┌──
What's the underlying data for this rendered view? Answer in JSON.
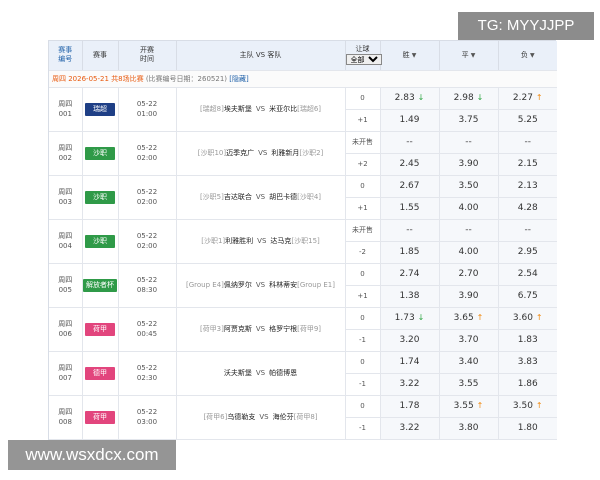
{
  "watermark_top": "TG: MYYJJPP",
  "watermark_bottom": "www.wsxdcx.com",
  "header": {
    "code_line1": "赛事",
    "code_line2": "编号",
    "league": "赛事",
    "time_line1": "开赛",
    "time_line2": "时间",
    "teams": "主队 VS 客队",
    "hcp_label": "让球",
    "hcp_select": "全部",
    "win": "胜",
    "draw": "平",
    "lose": "负"
  },
  "infobar": {
    "date_text": "周四 2026-05-21 共8场比赛",
    "note_text": "(比赛编号日期：260521)",
    "hide_link": "[隐藏]"
  },
  "colors": {
    "blue_badge": "#1f3f86",
    "green_badge": "#2f9a48",
    "pink_badge": "#e2457d",
    "arrow_down": "#2ea643",
    "arrow_up": "#f08a11"
  },
  "matches": [
    {
      "day": "周四",
      "num": "001",
      "league": "瑞超",
      "badge_color": "blue",
      "date": "05-22",
      "time": "01:00",
      "home_rank": "[瑞超8]",
      "home": "埃夫斯堡",
      "vs": "VS",
      "away": "米亚尔比",
      "away_rank": "[瑞超6]",
      "rows": [
        {
          "hcp": "0",
          "win": "2.83",
          "win_arrow": "down",
          "draw": "2.98",
          "draw_arrow": "down",
          "lose": "2.27",
          "lose_arrow": "up"
        },
        {
          "hcp": "+1",
          "win": "1.49",
          "win_arrow": "",
          "draw": "3.75",
          "draw_arrow": "",
          "lose": "5.25",
          "lose_arrow": ""
        }
      ]
    },
    {
      "day": "周四",
      "num": "002",
      "league": "沙职",
      "badge_color": "green",
      "date": "05-22",
      "time": "02:00",
      "home_rank": "[沙职10]",
      "home": "迈季克广",
      "vs": "VS",
      "away": "利雅新月",
      "away_rank": "[沙职2]",
      "rows": [
        {
          "hcp": "未开售",
          "win": "--",
          "win_arrow": "",
          "draw": "--",
          "draw_arrow": "",
          "lose": "--",
          "lose_arrow": ""
        },
        {
          "hcp": "+2",
          "win": "2.45",
          "win_arrow": "",
          "draw": "3.90",
          "draw_arrow": "",
          "lose": "2.15",
          "lose_arrow": ""
        }
      ]
    },
    {
      "day": "周四",
      "num": "003",
      "league": "沙职",
      "badge_color": "green",
      "date": "05-22",
      "time": "02:00",
      "home_rank": "[沙职5]",
      "home": "吉达联合",
      "vs": "VS",
      "away": "胡巴卡德",
      "away_rank": "[沙职4]",
      "rows": [
        {
          "hcp": "0",
          "win": "2.67",
          "win_arrow": "",
          "draw": "3.50",
          "draw_arrow": "",
          "lose": "2.13",
          "lose_arrow": ""
        },
        {
          "hcp": "+1",
          "win": "1.55",
          "win_arrow": "",
          "draw": "4.00",
          "draw_arrow": "",
          "lose": "4.28",
          "lose_arrow": ""
        }
      ]
    },
    {
      "day": "周四",
      "num": "004",
      "league": "沙职",
      "badge_color": "green",
      "date": "05-22",
      "time": "02:00",
      "home_rank": "[沙职1]",
      "home": "利雅胜利",
      "vs": "VS",
      "away": "达马克",
      "away_rank": "[沙职15]",
      "rows": [
        {
          "hcp": "未开售",
          "win": "--",
          "win_arrow": "",
          "draw": "--",
          "draw_arrow": "",
          "lose": "--",
          "lose_arrow": ""
        },
        {
          "hcp": "-2",
          "win": "1.85",
          "win_arrow": "",
          "draw": "4.00",
          "draw_arrow": "",
          "lose": "2.95",
          "lose_arrow": ""
        }
      ]
    },
    {
      "day": "周四",
      "num": "005",
      "league": "解放者杯",
      "badge_color": "green",
      "date": "05-22",
      "time": "08:30",
      "home_rank": "[Group E4]",
      "home": "佩纳罗尔",
      "vs": "VS",
      "away": "科林蒂安",
      "away_rank": "[Group E1]",
      "rows": [
        {
          "hcp": "0",
          "win": "2.74",
          "win_arrow": "",
          "draw": "2.70",
          "draw_arrow": "",
          "lose": "2.54",
          "lose_arrow": ""
        },
        {
          "hcp": "+1",
          "win": "1.38",
          "win_arrow": "",
          "draw": "3.90",
          "draw_arrow": "",
          "lose": "6.75",
          "lose_arrow": ""
        }
      ]
    },
    {
      "day": "周四",
      "num": "006",
      "league": "荷甲",
      "badge_color": "pink",
      "date": "05-22",
      "time": "00:45",
      "home_rank": "[荷甲3]",
      "home": "阿贾克斯",
      "vs": "VS",
      "away": "格罗宁根",
      "away_rank": "[荷甲9]",
      "rows": [
        {
          "hcp": "0",
          "win": "1.73",
          "win_arrow": "down",
          "draw": "3.65",
          "draw_arrow": "up",
          "lose": "3.60",
          "lose_arrow": "up"
        },
        {
          "hcp": "-1",
          "win": "3.20",
          "win_arrow": "",
          "draw": "3.70",
          "draw_arrow": "",
          "lose": "1.83",
          "lose_arrow": ""
        }
      ]
    },
    {
      "day": "周四",
      "num": "007",
      "league": "德甲",
      "badge_color": "pink",
      "date": "05-22",
      "time": "02:30",
      "home_rank": "",
      "home": "沃夫斯堡",
      "vs": "VS",
      "away": "帕德博恩",
      "away_rank": "",
      "rows": [
        {
          "hcp": "0",
          "win": "1.74",
          "win_arrow": "",
          "draw": "3.40",
          "draw_arrow": "",
          "lose": "3.83",
          "lose_arrow": ""
        },
        {
          "hcp": "-1",
          "win": "3.22",
          "win_arrow": "",
          "draw": "3.55",
          "draw_arrow": "",
          "lose": "1.86",
          "lose_arrow": ""
        }
      ]
    },
    {
      "day": "周四",
      "num": "008",
      "league": "荷甲",
      "badge_color": "pink",
      "date": "05-22",
      "time": "03:00",
      "home_rank": "[荷甲6]",
      "home": "乌德勒支",
      "vs": "VS",
      "away": "海伦芬",
      "away_rank": "[荷甲8]",
      "rows": [
        {
          "hcp": "0",
          "win": "1.78",
          "win_arrow": "",
          "draw": "3.55",
          "draw_arrow": "up",
          "lose": "3.50",
          "lose_arrow": "up"
        },
        {
          "hcp": "-1",
          "win": "3.22",
          "win_arrow": "",
          "draw": "3.80",
          "draw_arrow": "",
          "lose": "1.80",
          "lose_arrow": ""
        }
      ]
    }
  ]
}
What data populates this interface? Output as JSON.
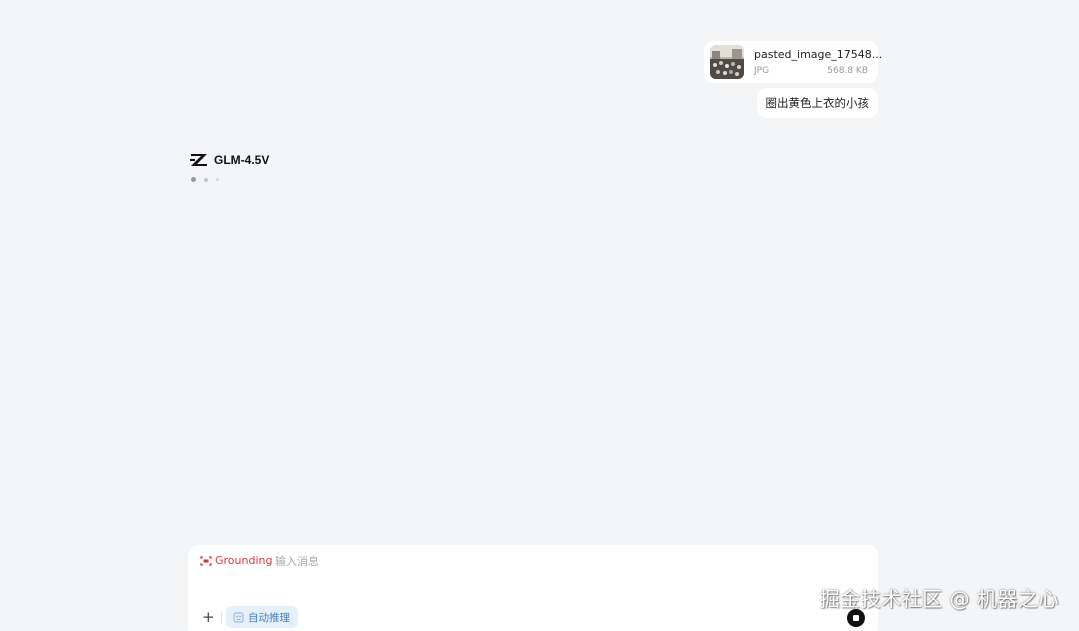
{
  "colors": {
    "page_background": "#f4f5f7",
    "card_background": "#ffffff",
    "grounding_red": "#d03a3a",
    "auto_reason_bg": "#e6f0fb",
    "auto_reason_text": "#4d7fbf"
  },
  "attachment": {
    "name": "pasted_image_17548...",
    "type": "JPG",
    "size": "568.8 KB",
    "thumbnail_icon": "crowd-photo-thumbnail"
  },
  "user_message": {
    "text": "圈出黄色上衣的小孩"
  },
  "assistant": {
    "model_name": "GLM-4.5V",
    "logo_icon": "zhipu-z-logo-icon",
    "status": "typing-indicator"
  },
  "composer": {
    "grounding_label": "Grounding",
    "grounding_icon": "grounding-frame-icon",
    "placeholder": "输入消息",
    "value": "",
    "plus_icon": "plus-icon",
    "auto_reason_label": "自动推理",
    "auto_reason_icon": "brain-icon",
    "stop_icon": "stop-icon"
  },
  "watermark": {
    "text": "掘金技术社区 @ 机器之心"
  }
}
└──
» REQUEST: Select the lines in this material that hold the word "data", leaving none out.

» TASK ANSWER:
What's the underlying data for this rendered view? Answer in JSON.
What data populates this interface? Output as JSON.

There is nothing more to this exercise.